# Written task
Reproduce the listing exactly, with no pictures in your copy.

# Data provided
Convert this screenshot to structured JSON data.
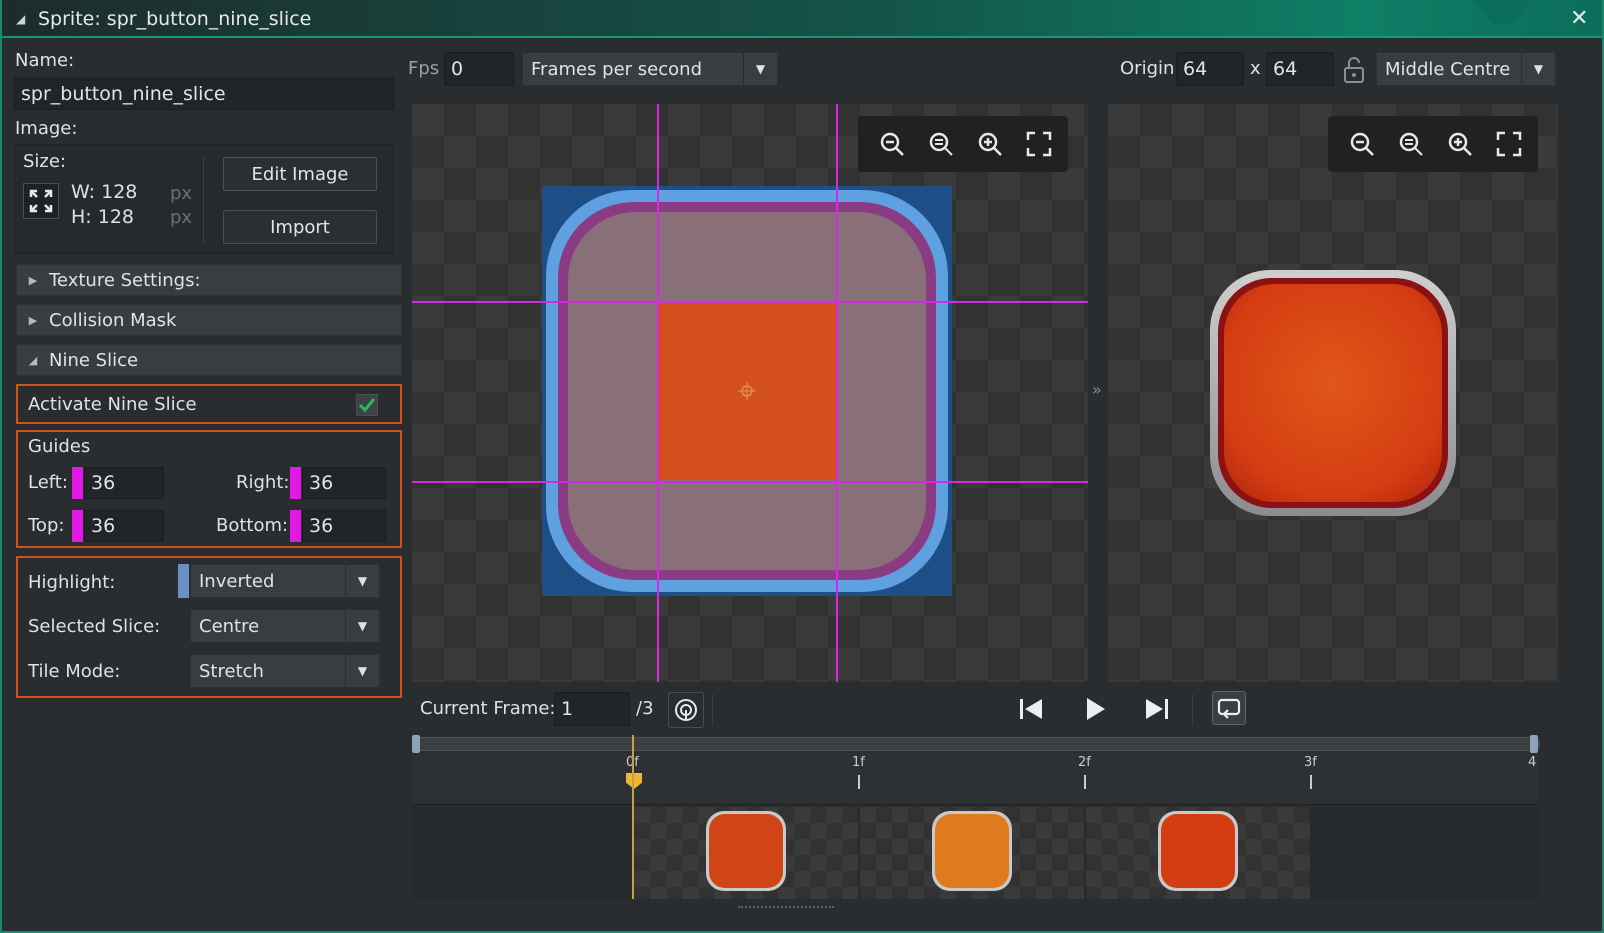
{
  "window": {
    "title": "Sprite: spr_button_nine_slice",
    "close_icon": "close-icon"
  },
  "left": {
    "name_label": "Name:",
    "name_value": "spr_button_nine_slice",
    "image_label": "Image:",
    "size_label": "Size:",
    "width_text": "W: 128",
    "height_text": "H: 128",
    "px1": "px",
    "px2": "px",
    "edit_image": "Edit Image",
    "import": "Import",
    "texture_settings": "Texture Settings:",
    "collision_mask": "Collision Mask",
    "nine_slice": "Nine Slice",
    "activate_label": "Activate Nine Slice",
    "activate_checked": true,
    "guides_label": "Guides",
    "left_label": "Left:",
    "left_value": "36",
    "right_label": "Right:",
    "right_value": "36",
    "top_label": "Top:",
    "top_value": "36",
    "bottom_label": "Bottom:",
    "bottom_value": "36",
    "highlight_label": "Highlight:",
    "highlight_value": "Inverted",
    "selected_slice_label": "Selected Slice:",
    "selected_slice_value": "Centre",
    "tile_mode_label": "Tile Mode:",
    "tile_mode_value": "Stretch"
  },
  "toolbar": {
    "fps_label": "Fps",
    "fps_value": "0",
    "fps_mode": "Frames per second",
    "origin_label": "Origin",
    "origin_x": "64",
    "x_sep": "x",
    "origin_y": "64",
    "origin_preset": "Middle Centre"
  },
  "playback": {
    "current_frame_label": "Current Frame:",
    "current_frame": "1",
    "total_frames": "/3"
  },
  "timeline": {
    "ticks": [
      "0f",
      "1f",
      "2f",
      "3f",
      "4"
    ]
  },
  "colors": {
    "accent": "#d0531e",
    "guide": "#d62ae0",
    "titlebar": "#0e7f66"
  }
}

# Solution for this exercise
Convert this screenshot to structured JSON data.
{
  "window": {
    "title": "Sprite: spr_button_nine_slice",
    "close_icon": "close-icon"
  },
  "left": {
    "name_label": "Name:",
    "name_value": "spr_button_nine_slice",
    "image_label": "Image:",
    "size_label": "Size:",
    "width_text": "W: 128",
    "height_text": "H: 128",
    "px1": "px",
    "px2": "px",
    "edit_image": "Edit Image",
    "import": "Import",
    "texture_settings": "Texture Settings:",
    "collision_mask": "Collision Mask",
    "nine_slice": "Nine Slice",
    "activate_label": "Activate Nine Slice",
    "activate_checked": true,
    "guides_label": "Guides",
    "left_label": "Left:",
    "left_value": "36",
    "right_label": "Right:",
    "right_value": "36",
    "top_label": "Top:",
    "top_value": "36",
    "bottom_label": "Bottom:",
    "bottom_value": "36",
    "highlight_label": "Highlight:",
    "highlight_value": "Inverted",
    "selected_slice_label": "Selected Slice:",
    "selected_slice_value": "Centre",
    "tile_mode_label": "Tile Mode:",
    "tile_mode_value": "Stretch"
  },
  "toolbar": {
    "fps_label": "Fps",
    "fps_value": "0",
    "fps_mode": "Frames per second",
    "origin_label": "Origin",
    "origin_x": "64",
    "x_sep": "x",
    "origin_y": "64",
    "origin_preset": "Middle Centre"
  },
  "playback": {
    "current_frame_label": "Current Frame:",
    "current_frame": "1",
    "total_frames": "/3"
  },
  "timeline": {
    "ticks": [
      "0f",
      "1f",
      "2f",
      "3f",
      "4"
    ]
  },
  "colors": {
    "accent": "#d0531e",
    "guide": "#d62ae0",
    "titlebar": "#0e7f66"
  }
}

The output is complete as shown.